> **Set problem**
Look through the entries below and count the lines with the word "操作失灵" in them; give only the number.

> **Given entries**
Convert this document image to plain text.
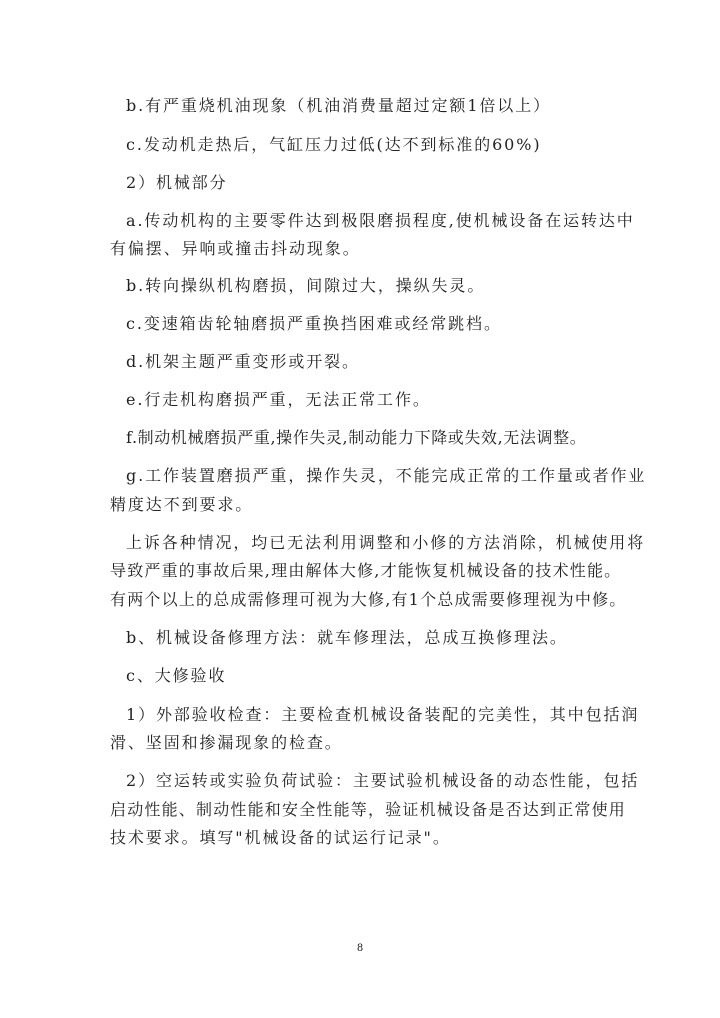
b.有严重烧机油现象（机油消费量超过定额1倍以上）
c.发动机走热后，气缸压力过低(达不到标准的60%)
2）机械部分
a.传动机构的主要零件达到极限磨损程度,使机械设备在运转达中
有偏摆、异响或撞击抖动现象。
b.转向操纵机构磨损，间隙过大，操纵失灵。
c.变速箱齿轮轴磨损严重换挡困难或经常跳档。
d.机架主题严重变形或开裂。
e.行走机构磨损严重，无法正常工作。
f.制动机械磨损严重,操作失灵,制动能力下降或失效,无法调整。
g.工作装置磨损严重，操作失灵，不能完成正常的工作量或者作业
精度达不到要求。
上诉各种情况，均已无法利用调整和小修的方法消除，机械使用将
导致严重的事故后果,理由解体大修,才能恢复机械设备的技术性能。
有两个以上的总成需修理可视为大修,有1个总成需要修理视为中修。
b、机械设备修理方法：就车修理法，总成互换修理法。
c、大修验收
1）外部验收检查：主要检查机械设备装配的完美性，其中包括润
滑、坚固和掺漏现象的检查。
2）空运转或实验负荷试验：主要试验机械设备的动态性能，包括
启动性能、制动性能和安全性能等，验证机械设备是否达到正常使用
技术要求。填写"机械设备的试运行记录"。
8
--
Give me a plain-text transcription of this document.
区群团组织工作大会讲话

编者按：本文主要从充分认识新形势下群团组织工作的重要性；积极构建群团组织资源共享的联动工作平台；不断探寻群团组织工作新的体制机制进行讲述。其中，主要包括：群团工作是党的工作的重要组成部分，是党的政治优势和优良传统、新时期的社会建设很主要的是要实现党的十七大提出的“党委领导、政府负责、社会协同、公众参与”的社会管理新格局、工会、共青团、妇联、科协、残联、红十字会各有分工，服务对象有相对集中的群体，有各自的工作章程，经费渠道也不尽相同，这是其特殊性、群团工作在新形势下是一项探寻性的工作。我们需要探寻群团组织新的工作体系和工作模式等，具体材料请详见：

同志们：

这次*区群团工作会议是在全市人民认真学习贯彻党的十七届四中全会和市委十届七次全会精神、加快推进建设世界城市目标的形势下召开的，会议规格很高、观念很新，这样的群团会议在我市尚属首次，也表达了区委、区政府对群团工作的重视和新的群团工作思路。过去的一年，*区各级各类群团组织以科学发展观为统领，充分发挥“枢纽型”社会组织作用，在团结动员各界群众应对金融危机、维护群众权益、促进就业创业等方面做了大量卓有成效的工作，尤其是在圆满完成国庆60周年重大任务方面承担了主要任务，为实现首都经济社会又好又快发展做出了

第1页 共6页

> **Exercise response**
2